• _WORK TO BE COMPLETED_
Every line holding the word "words" counts once. Give the total, nothing more.

• _SUPPLIED MATERIAL_
* START *

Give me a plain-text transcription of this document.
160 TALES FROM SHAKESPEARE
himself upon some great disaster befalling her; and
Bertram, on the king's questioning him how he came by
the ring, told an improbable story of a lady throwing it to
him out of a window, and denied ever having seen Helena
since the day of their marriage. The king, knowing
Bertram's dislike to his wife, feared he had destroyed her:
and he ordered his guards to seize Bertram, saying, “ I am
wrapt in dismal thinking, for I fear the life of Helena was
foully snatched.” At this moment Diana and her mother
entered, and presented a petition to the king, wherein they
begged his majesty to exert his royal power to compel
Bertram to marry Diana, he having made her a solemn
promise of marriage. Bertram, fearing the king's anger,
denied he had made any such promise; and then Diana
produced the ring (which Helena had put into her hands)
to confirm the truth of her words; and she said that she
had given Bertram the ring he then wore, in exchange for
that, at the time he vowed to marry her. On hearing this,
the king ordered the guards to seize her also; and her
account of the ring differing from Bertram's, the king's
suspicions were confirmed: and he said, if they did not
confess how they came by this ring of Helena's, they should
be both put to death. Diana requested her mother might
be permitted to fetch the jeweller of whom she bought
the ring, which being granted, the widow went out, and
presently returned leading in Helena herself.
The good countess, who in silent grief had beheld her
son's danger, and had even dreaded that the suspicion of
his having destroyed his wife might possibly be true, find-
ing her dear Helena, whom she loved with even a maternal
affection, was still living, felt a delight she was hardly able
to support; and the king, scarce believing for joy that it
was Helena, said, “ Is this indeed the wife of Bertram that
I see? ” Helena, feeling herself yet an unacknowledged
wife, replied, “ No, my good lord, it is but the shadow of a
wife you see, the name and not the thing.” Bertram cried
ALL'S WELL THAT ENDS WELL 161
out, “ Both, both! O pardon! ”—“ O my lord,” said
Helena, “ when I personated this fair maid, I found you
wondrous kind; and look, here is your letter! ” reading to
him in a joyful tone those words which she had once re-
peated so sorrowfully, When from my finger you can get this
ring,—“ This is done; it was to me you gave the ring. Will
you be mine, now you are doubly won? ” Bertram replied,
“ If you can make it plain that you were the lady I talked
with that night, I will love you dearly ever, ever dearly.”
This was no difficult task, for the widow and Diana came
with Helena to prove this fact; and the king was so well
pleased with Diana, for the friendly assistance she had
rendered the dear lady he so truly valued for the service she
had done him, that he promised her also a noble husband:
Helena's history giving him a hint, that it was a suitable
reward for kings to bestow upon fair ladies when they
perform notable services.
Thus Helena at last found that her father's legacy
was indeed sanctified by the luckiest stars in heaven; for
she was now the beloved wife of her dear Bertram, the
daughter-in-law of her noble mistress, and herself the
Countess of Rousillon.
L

* END *
* START *

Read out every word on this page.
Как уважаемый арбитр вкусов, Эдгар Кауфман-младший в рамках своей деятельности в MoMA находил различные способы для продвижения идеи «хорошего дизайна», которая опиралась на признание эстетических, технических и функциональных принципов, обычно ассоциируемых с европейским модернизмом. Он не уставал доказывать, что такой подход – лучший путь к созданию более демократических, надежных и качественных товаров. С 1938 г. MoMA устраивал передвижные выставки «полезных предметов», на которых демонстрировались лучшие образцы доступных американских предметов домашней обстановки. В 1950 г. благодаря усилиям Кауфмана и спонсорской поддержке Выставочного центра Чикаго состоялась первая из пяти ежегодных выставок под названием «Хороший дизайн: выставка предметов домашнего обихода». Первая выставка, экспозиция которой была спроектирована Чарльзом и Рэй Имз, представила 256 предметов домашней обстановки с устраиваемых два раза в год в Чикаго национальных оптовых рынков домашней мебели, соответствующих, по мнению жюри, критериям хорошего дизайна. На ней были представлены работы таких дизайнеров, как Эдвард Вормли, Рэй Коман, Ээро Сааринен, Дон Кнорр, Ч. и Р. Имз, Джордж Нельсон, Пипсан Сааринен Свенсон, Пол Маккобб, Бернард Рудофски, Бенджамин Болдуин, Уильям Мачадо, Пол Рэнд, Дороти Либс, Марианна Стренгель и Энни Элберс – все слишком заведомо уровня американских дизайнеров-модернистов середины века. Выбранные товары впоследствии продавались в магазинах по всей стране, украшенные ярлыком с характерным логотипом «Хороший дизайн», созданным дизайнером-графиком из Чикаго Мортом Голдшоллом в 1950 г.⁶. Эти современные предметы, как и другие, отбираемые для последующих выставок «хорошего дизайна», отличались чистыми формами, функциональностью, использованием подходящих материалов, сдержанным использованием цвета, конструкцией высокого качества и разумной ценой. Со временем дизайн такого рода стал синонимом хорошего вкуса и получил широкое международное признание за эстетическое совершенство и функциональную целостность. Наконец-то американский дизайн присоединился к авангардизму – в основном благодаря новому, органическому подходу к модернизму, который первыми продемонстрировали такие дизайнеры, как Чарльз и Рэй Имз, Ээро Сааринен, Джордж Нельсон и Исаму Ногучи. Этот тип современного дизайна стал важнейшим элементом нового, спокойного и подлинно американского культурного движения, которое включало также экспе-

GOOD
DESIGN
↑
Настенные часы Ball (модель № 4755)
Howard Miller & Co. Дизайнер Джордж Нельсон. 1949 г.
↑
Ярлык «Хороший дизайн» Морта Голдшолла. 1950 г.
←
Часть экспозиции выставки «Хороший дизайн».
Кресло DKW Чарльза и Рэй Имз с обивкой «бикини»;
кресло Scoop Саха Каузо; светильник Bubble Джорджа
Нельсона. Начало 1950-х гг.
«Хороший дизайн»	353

* END *

• _EXERCISE RESPONSE_
2